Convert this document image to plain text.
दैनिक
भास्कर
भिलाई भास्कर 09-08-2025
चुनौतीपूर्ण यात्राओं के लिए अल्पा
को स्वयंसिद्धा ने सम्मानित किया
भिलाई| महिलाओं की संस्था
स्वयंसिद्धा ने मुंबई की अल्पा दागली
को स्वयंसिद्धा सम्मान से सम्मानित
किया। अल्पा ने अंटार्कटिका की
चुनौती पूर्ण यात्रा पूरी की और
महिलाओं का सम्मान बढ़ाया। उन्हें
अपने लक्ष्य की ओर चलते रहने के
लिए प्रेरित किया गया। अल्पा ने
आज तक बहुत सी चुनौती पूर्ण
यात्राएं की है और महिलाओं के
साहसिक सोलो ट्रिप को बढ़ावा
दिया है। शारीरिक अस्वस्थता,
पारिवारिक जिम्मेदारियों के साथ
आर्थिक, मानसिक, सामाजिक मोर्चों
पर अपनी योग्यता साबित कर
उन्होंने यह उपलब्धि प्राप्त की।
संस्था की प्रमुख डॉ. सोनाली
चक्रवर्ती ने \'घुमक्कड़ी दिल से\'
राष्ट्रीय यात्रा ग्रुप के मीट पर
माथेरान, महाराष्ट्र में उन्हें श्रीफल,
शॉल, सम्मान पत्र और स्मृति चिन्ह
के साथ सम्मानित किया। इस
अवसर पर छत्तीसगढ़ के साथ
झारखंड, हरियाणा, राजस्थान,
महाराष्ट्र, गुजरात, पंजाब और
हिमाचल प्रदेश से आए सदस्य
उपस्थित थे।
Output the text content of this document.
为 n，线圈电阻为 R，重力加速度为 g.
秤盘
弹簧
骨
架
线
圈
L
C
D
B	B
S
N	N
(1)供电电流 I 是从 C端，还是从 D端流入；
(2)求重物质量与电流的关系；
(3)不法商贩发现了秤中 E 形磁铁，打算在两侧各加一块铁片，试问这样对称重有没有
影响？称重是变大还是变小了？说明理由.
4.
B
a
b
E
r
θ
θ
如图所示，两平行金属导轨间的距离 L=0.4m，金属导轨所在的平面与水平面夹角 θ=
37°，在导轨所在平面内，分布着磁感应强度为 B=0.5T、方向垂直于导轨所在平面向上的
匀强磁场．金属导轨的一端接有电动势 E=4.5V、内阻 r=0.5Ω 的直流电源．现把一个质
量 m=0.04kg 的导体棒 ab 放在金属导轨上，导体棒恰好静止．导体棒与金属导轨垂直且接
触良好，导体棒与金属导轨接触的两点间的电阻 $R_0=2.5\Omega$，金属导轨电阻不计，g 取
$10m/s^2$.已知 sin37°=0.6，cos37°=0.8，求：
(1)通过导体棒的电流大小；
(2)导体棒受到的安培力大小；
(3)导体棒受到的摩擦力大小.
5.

-------

WHAT YOU NEED TO DO: Of all the lines above, how many contain the word "text"? Answer with only the number.

SOLUTION FOR THIS EXERCISE: 2